== Set task ==
Make an exact copy of each entry, leaving out every picture.

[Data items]
::::::::::

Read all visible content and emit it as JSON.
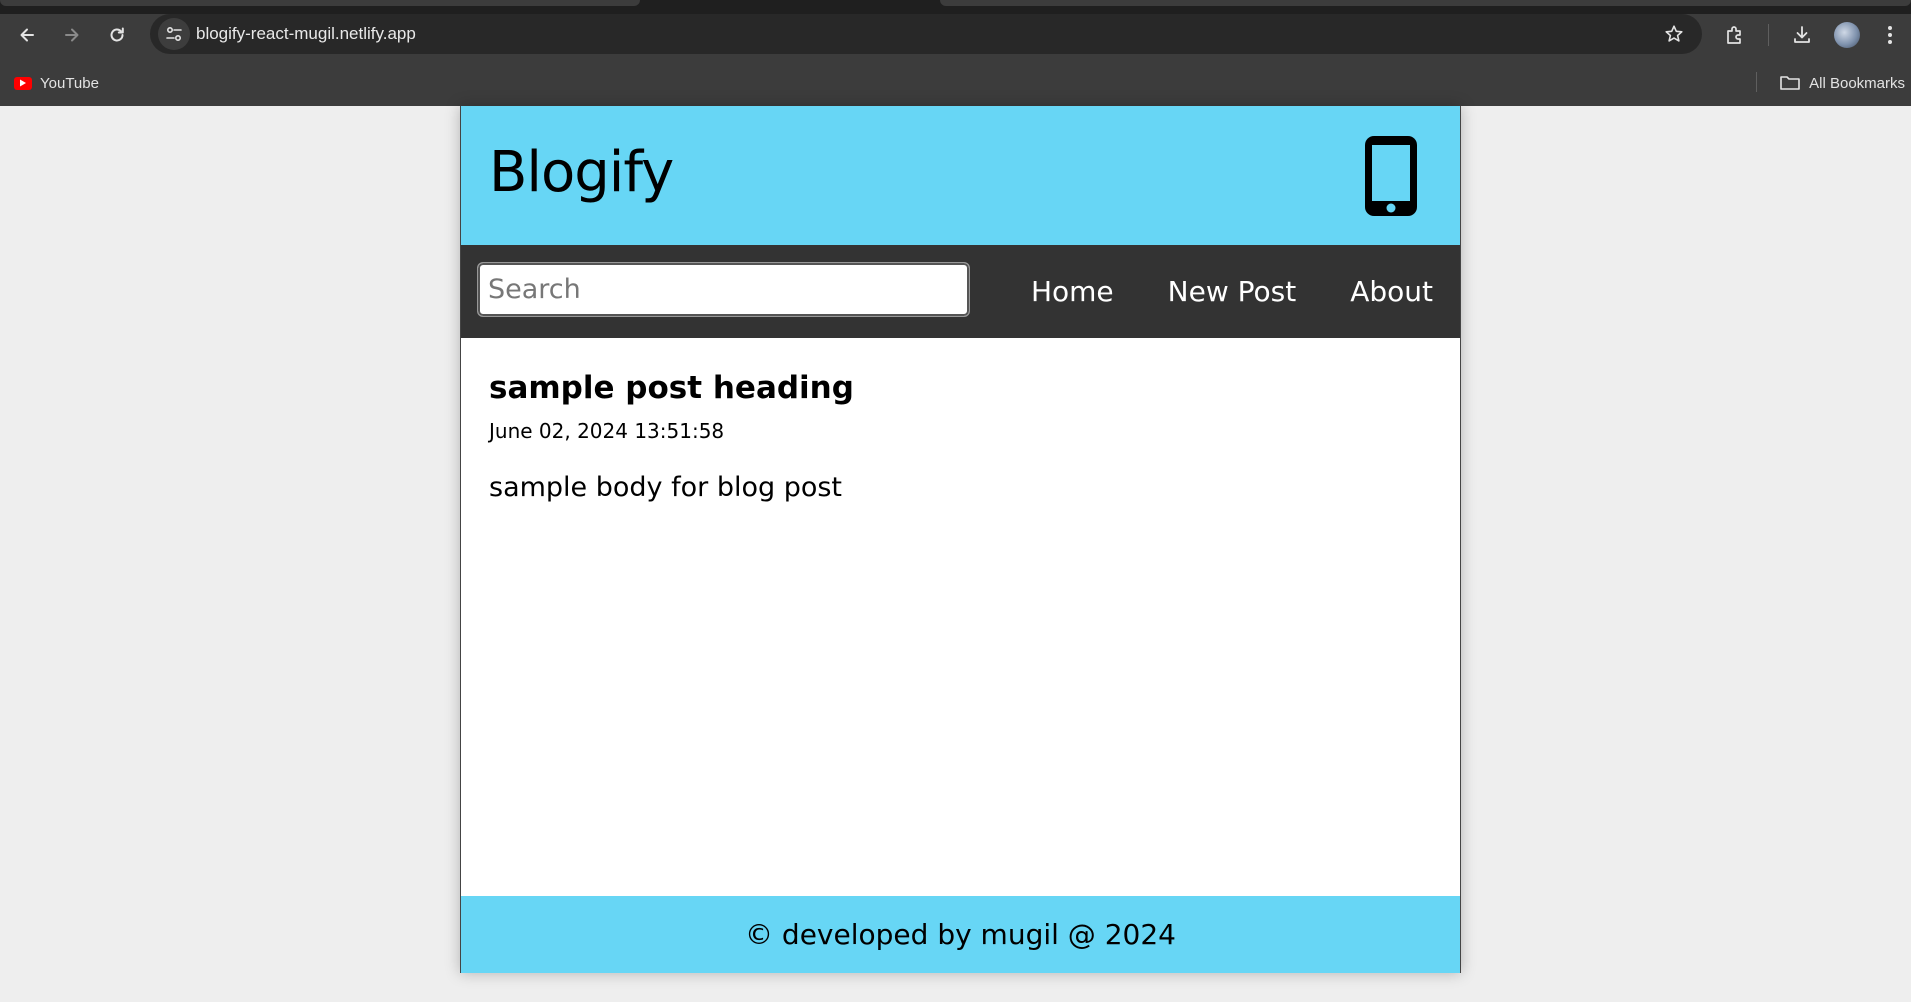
{
  "browser": {
    "url": "blogify-react-mugil.netlify.app",
    "bookmarks": {
      "items": [
        {
          "label": "YouTube",
          "icon": "youtube-icon"
        }
      ],
      "all_bookmarks_label": "All Bookmarks"
    }
  },
  "site": {
    "title": "Blogify",
    "header_icon": "mobile-phone-icon",
    "colors": {
      "accent": "#67d6f5",
      "nav": "#333333"
    },
    "search": {
      "placeholder": "Search",
      "value": ""
    },
    "nav": [
      {
        "label": "Home"
      },
      {
        "label": "New Post"
      },
      {
        "label": "About"
      }
    ],
    "posts": [
      {
        "title": "sample post heading",
        "datetime": "June 02, 2024 13:51:58",
        "body": "sample body for blog post"
      }
    ],
    "footer": "© developed by mugil @ 2024"
  }
}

::::::::::

== Result ==
Read all visible content and emit it as JSON.
{
  "browser": {
    "url": "blogify-react-mugil.netlify.app",
    "bookmarks": {
      "items": [
        {
          "label": "YouTube",
          "icon": "youtube-icon"
        }
      ],
      "all_bookmarks_label": "All Bookmarks"
    }
  },
  "site": {
    "title": "Blogify",
    "header_icon": "mobile-phone-icon",
    "colors": {
      "accent": "#67d6f5",
      "nav": "#333333"
    },
    "search": {
      "placeholder": "Search",
      "value": ""
    },
    "nav": [
      {
        "label": "Home"
      },
      {
        "label": "New Post"
      },
      {
        "label": "About"
      }
    ],
    "posts": [
      {
        "title": "sample post heading",
        "datetime": "June 02, 2024 13:51:58",
        "body": "sample body for blog post"
      }
    ],
    "footer": "© developed by mugil @ 2024"
  }
}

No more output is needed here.